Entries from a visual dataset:

↓

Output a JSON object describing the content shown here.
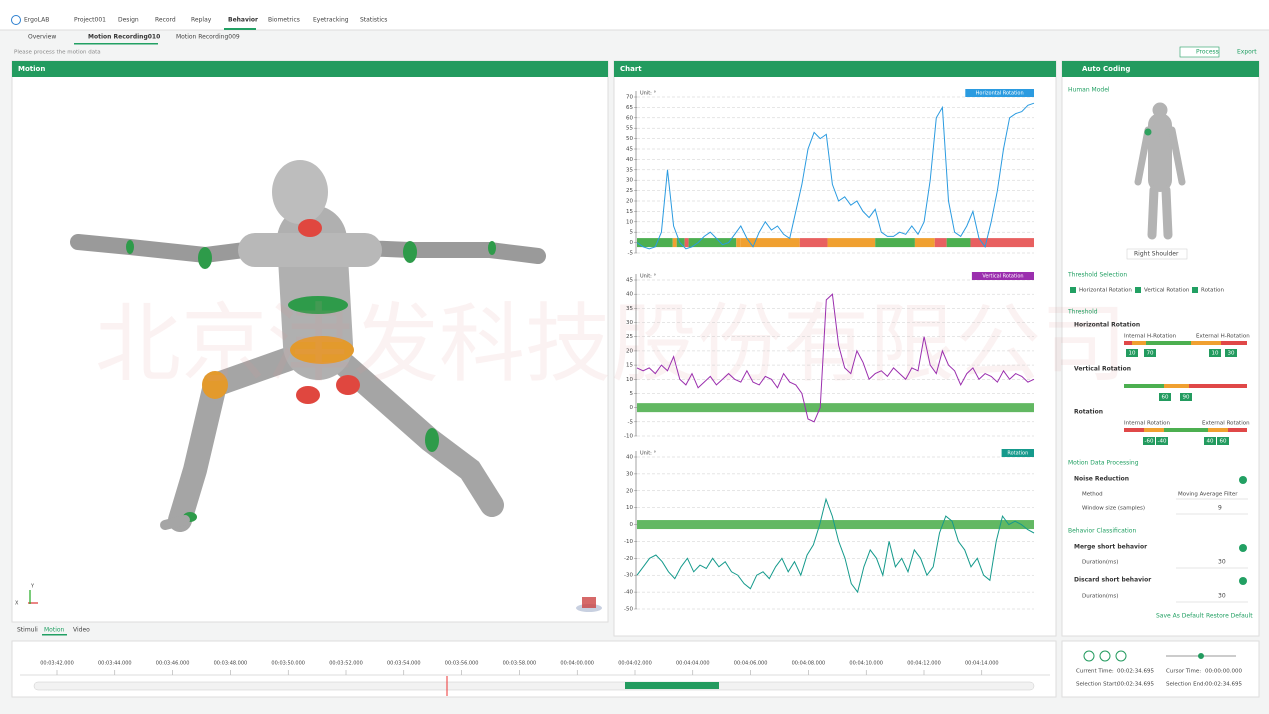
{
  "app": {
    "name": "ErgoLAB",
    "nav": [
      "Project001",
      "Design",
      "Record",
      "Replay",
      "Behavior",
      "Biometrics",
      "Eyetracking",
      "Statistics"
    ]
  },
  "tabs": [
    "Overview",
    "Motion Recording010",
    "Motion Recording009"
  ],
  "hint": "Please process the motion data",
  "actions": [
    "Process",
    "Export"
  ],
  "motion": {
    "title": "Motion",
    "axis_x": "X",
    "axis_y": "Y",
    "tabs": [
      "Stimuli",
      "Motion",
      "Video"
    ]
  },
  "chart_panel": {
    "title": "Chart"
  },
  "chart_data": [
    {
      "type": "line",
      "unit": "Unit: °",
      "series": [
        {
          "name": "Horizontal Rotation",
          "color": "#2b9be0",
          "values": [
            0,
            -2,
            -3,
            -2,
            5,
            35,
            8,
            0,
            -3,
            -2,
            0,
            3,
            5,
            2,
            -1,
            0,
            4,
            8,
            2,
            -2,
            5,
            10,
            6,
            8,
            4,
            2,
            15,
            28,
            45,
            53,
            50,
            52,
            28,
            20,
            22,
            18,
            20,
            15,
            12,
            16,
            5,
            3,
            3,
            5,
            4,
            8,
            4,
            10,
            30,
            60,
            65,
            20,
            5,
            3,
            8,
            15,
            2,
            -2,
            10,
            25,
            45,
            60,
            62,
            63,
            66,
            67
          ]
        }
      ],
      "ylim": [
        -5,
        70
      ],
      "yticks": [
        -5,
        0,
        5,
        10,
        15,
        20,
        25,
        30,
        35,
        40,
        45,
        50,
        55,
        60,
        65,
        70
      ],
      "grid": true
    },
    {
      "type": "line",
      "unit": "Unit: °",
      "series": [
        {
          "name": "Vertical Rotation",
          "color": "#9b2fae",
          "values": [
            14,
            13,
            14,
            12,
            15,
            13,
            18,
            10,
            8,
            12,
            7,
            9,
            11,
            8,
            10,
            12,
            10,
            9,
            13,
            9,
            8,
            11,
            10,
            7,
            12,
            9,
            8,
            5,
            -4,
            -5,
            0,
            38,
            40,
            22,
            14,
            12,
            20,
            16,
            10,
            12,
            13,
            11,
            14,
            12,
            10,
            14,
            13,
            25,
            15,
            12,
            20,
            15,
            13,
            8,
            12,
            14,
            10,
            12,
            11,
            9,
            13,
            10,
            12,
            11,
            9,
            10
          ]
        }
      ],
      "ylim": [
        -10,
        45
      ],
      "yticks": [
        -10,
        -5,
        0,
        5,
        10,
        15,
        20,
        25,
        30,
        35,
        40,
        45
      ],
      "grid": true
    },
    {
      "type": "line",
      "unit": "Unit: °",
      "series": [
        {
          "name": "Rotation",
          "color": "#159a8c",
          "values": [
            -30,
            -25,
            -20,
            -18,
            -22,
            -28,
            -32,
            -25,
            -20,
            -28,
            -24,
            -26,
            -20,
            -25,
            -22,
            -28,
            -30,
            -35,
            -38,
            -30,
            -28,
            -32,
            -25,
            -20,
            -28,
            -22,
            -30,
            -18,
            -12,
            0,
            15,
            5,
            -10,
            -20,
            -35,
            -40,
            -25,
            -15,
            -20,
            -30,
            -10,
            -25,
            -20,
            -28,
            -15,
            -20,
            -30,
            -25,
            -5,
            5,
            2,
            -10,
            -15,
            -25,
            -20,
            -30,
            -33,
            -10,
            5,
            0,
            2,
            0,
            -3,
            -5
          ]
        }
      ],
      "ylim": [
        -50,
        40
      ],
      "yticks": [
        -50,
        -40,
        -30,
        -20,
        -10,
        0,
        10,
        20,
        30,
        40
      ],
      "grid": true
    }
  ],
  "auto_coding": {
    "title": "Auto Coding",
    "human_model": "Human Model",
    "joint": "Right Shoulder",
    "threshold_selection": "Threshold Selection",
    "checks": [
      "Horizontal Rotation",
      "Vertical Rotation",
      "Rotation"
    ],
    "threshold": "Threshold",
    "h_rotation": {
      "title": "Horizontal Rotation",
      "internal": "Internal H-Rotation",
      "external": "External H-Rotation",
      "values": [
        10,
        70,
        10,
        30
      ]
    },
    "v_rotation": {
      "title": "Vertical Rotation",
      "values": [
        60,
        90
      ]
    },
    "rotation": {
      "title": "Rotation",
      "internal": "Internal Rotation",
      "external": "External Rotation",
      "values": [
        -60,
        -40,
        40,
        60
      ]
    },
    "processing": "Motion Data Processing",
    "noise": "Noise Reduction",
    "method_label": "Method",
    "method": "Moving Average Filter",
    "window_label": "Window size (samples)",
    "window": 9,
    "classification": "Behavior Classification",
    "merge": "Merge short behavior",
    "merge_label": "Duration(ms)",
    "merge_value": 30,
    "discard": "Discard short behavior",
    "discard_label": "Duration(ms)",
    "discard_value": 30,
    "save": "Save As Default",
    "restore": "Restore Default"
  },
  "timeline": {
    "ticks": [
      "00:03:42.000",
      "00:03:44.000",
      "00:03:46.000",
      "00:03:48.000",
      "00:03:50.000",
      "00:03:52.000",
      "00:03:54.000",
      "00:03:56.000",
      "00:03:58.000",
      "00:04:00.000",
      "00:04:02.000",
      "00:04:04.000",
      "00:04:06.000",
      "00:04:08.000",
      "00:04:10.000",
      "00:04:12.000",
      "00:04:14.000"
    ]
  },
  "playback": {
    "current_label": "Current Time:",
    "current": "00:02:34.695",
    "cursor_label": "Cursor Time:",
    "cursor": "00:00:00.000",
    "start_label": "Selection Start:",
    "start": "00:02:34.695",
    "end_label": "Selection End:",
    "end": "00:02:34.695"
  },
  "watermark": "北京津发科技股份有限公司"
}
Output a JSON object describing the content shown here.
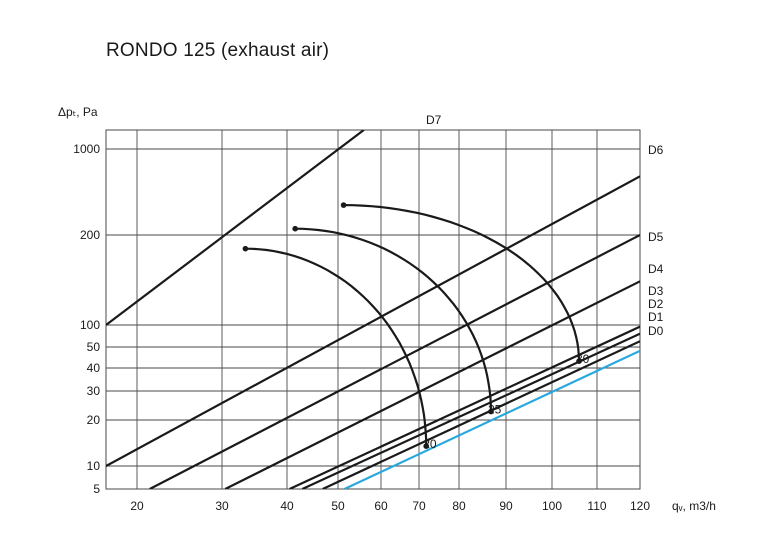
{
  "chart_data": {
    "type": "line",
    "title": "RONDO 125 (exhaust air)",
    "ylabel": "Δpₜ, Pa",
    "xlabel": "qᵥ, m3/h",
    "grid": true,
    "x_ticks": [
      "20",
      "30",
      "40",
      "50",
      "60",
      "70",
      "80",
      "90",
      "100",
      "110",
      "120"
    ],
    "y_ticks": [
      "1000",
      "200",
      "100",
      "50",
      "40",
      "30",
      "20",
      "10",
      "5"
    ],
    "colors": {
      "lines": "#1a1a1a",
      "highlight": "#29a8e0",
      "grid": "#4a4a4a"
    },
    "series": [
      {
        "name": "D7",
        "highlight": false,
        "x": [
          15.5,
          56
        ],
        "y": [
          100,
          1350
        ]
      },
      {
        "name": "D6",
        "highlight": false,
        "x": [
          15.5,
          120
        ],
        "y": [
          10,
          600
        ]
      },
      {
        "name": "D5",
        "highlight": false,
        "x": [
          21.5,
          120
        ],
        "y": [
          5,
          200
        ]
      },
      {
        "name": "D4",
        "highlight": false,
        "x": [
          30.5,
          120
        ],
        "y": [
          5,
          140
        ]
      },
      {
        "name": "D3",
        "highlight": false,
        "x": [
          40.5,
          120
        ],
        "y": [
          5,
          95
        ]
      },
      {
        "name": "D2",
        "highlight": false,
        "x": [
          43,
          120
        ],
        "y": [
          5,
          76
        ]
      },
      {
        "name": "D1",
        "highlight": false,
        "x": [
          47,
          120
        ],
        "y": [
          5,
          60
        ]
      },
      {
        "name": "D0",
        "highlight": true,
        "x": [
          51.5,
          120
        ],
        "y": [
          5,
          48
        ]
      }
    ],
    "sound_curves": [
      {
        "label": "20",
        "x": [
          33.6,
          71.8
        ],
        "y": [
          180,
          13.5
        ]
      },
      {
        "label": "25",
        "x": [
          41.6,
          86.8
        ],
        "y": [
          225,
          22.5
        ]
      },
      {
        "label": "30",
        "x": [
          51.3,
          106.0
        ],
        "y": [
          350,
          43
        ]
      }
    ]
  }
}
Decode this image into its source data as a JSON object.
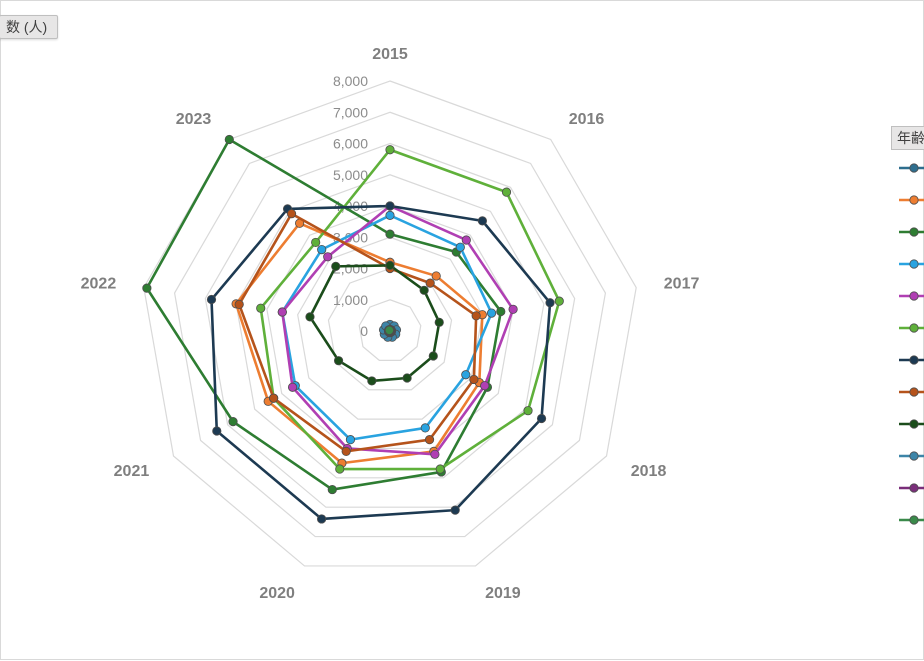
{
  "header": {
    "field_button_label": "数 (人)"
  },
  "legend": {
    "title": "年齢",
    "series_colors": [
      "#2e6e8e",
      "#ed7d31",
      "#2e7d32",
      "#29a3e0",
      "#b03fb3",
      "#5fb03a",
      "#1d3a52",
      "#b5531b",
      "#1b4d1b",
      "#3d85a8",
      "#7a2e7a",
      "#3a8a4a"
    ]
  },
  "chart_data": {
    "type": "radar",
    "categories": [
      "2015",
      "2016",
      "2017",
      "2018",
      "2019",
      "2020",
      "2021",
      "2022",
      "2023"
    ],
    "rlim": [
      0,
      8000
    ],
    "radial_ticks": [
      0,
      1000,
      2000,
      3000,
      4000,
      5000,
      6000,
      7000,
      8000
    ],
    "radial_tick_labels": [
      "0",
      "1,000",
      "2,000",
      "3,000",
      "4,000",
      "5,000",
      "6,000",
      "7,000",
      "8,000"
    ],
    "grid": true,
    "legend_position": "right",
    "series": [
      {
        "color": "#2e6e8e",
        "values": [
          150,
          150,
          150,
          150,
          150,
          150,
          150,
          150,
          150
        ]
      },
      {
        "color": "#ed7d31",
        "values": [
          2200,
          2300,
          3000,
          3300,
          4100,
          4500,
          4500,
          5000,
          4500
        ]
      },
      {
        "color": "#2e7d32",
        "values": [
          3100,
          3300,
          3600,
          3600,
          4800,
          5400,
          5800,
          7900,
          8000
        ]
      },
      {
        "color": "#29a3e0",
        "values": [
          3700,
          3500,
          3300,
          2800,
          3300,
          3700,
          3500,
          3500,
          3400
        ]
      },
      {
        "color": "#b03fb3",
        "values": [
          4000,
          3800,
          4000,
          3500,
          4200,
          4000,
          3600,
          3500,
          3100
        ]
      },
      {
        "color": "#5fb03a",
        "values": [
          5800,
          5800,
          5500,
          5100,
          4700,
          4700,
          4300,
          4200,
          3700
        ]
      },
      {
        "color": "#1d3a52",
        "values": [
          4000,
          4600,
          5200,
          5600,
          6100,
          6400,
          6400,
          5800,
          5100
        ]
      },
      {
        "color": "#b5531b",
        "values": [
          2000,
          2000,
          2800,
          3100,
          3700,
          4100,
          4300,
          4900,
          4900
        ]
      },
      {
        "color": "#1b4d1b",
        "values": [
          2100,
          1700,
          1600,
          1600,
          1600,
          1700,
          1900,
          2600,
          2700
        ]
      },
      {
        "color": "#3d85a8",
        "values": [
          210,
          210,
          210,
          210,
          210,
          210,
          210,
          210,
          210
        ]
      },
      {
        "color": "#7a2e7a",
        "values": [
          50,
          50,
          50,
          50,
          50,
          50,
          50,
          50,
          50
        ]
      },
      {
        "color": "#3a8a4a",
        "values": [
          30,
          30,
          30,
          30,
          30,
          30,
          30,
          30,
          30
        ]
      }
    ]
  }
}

↑

| Stated task |
Copy out every line of the listing that contains the string "Threshold".

| Solution for this task |
    "threshold_selection": "Threshold Selection",
    "threshold": "Threshold",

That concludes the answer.